In the entries that follow, find the word "treats" and report each line it is on.

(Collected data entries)
>>>>

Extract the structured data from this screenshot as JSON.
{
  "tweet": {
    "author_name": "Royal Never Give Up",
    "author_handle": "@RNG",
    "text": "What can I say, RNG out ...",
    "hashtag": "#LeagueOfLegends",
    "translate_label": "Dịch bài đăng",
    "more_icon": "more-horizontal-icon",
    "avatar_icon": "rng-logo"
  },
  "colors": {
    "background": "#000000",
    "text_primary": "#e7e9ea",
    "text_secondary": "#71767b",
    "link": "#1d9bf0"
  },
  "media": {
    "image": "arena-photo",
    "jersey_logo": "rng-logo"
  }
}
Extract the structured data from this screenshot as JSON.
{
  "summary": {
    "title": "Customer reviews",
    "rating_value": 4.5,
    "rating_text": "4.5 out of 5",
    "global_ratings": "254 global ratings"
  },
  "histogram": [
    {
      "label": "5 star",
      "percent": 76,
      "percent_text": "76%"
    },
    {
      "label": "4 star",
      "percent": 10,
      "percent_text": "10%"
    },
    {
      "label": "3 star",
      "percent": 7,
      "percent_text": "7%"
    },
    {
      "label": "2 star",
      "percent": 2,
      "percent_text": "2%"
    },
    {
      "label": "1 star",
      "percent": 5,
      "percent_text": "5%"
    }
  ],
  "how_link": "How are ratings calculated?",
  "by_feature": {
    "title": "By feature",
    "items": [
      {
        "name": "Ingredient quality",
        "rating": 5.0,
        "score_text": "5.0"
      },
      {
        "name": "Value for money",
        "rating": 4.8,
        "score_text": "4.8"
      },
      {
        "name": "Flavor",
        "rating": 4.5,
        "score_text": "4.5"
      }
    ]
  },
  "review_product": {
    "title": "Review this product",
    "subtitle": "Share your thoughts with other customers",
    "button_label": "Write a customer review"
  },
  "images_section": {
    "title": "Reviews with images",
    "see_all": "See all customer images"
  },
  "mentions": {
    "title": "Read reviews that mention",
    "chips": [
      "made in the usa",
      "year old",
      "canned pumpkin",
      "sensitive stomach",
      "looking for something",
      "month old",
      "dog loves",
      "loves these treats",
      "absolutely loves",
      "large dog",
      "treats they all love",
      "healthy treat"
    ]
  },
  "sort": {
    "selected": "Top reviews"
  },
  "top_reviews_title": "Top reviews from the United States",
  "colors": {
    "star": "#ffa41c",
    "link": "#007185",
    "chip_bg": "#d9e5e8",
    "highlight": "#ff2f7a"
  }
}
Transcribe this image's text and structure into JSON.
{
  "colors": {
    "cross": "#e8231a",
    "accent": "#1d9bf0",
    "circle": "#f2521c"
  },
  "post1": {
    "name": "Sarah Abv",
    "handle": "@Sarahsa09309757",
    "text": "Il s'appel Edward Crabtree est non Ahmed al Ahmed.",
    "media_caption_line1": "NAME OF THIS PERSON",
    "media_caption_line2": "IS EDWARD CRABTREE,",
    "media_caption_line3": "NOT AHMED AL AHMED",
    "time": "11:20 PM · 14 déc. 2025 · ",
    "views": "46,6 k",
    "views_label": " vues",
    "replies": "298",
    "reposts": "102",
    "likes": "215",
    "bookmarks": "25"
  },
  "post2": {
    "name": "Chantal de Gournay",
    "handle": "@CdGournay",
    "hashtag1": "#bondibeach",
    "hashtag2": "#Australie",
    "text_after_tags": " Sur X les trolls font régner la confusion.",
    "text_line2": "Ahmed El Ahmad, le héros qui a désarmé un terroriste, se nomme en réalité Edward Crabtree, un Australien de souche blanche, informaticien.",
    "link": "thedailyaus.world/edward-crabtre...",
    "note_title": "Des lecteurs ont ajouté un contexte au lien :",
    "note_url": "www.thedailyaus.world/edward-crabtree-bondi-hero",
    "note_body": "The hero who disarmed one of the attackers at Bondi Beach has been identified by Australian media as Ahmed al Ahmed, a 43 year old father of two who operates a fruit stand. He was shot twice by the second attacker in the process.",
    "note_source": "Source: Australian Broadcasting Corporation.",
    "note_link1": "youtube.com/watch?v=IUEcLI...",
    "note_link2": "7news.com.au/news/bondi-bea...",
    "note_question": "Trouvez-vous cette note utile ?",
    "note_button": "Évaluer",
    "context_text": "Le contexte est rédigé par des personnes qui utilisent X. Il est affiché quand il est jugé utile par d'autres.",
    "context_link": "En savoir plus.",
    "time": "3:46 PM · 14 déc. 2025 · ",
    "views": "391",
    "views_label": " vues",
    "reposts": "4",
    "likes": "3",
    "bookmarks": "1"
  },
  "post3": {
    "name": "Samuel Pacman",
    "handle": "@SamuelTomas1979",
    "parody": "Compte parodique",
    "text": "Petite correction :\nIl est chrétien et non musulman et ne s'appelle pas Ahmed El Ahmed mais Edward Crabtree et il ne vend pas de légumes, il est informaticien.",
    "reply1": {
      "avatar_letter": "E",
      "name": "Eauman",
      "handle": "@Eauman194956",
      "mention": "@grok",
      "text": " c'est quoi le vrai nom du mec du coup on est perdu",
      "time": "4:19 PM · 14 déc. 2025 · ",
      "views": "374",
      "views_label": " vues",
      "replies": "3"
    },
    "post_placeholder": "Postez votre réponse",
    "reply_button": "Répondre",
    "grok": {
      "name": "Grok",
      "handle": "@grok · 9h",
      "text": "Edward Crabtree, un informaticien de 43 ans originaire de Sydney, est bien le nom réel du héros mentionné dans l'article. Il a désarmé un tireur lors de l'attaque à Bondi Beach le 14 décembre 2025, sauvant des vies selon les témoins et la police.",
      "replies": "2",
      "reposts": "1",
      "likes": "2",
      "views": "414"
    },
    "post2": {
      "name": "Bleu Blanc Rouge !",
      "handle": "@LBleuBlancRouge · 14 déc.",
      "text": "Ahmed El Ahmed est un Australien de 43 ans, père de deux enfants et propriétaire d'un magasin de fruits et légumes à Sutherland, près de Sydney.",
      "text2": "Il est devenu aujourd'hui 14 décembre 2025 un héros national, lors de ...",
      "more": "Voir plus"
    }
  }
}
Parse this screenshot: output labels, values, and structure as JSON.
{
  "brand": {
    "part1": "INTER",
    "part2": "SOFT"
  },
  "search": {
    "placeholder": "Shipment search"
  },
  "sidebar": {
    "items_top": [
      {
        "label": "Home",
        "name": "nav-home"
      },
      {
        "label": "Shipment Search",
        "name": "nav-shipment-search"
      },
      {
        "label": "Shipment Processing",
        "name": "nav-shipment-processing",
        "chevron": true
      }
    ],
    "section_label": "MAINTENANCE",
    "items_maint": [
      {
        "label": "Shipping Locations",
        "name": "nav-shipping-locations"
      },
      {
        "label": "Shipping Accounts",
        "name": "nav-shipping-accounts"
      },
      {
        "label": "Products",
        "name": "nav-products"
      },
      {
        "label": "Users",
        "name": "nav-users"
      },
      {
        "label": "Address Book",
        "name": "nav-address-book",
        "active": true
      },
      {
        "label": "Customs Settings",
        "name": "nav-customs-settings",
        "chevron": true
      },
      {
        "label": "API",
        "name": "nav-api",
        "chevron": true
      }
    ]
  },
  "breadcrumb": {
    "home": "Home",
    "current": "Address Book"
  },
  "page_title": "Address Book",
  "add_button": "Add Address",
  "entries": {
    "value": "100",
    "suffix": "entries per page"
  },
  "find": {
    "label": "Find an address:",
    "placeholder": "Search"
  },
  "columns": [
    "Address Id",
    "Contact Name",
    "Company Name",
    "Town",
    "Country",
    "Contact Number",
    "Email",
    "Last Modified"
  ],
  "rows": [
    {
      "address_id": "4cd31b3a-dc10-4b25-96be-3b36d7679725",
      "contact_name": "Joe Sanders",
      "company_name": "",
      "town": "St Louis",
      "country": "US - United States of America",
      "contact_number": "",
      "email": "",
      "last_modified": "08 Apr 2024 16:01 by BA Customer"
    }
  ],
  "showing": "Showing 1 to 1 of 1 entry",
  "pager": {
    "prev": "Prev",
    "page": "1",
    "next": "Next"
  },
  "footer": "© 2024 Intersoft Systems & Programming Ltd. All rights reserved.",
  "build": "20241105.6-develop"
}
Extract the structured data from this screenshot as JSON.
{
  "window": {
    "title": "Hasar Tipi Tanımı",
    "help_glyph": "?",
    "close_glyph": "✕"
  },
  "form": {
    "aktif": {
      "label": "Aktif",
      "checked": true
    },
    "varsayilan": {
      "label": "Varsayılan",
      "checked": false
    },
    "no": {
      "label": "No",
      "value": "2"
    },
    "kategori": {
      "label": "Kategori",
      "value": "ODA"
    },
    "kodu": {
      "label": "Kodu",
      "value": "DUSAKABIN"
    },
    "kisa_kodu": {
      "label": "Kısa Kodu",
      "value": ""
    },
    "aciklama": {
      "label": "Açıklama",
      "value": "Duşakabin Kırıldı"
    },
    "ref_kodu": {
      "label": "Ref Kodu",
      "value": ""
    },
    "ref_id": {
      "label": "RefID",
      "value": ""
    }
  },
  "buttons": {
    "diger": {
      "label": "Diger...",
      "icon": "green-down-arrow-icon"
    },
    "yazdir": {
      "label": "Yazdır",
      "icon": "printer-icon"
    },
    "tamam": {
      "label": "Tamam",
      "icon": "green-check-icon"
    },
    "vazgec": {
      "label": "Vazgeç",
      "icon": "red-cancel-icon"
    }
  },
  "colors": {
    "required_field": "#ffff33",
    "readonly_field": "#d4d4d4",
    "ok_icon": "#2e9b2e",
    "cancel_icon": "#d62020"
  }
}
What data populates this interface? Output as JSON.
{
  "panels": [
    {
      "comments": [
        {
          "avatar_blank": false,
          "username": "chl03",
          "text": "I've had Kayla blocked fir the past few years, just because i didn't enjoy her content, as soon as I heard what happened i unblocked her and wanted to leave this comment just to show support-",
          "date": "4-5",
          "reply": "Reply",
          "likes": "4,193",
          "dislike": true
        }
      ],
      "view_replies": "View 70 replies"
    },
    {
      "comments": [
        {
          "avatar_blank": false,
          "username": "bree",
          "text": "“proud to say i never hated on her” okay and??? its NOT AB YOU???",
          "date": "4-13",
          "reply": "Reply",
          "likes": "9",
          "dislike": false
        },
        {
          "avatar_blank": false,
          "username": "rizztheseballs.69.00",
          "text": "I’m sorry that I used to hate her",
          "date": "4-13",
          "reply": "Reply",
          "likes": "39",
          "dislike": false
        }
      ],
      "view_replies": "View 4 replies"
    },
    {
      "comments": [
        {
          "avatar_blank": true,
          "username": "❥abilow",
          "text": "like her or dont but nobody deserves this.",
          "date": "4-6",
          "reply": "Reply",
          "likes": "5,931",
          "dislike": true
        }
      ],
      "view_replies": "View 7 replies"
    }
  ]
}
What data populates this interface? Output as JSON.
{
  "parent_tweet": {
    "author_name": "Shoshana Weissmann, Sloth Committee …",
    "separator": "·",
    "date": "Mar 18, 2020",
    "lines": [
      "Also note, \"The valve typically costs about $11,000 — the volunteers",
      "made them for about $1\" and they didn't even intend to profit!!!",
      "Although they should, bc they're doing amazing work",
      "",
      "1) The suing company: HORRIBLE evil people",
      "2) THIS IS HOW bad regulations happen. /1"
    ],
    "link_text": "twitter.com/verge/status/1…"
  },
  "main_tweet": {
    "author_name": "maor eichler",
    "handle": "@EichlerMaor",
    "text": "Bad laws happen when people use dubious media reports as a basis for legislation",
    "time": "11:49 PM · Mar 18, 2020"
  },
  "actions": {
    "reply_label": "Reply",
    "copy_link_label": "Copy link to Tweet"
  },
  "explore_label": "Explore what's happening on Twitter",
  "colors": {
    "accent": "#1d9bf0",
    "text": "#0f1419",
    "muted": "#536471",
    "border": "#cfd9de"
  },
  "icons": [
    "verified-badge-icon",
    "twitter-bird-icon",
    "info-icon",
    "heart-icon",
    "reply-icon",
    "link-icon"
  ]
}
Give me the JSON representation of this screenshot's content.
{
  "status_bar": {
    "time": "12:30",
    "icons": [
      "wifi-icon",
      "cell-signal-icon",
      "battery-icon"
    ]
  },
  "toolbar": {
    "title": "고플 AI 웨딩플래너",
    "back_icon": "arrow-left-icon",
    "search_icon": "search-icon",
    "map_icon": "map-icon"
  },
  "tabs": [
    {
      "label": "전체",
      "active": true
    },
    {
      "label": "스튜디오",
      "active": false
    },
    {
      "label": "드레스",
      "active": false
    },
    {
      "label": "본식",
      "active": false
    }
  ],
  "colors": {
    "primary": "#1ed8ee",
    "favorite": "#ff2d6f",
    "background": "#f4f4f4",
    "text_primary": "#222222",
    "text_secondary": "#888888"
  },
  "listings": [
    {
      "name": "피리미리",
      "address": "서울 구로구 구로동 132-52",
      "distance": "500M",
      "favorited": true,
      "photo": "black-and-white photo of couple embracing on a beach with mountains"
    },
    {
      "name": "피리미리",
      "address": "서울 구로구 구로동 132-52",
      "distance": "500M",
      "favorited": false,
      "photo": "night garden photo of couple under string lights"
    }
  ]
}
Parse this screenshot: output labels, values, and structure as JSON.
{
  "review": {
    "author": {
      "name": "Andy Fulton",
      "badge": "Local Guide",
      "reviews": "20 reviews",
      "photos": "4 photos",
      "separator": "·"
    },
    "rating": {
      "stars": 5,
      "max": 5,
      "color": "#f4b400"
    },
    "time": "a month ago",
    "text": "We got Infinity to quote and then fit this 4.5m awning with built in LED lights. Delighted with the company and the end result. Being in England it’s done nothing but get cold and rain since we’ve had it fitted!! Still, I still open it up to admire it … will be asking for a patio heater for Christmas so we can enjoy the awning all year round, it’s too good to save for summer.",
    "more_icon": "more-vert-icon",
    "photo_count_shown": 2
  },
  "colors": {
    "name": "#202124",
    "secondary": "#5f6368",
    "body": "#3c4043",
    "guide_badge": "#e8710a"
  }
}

<<<<

**Reply**.
      "loves these treats",
      "treats they all love",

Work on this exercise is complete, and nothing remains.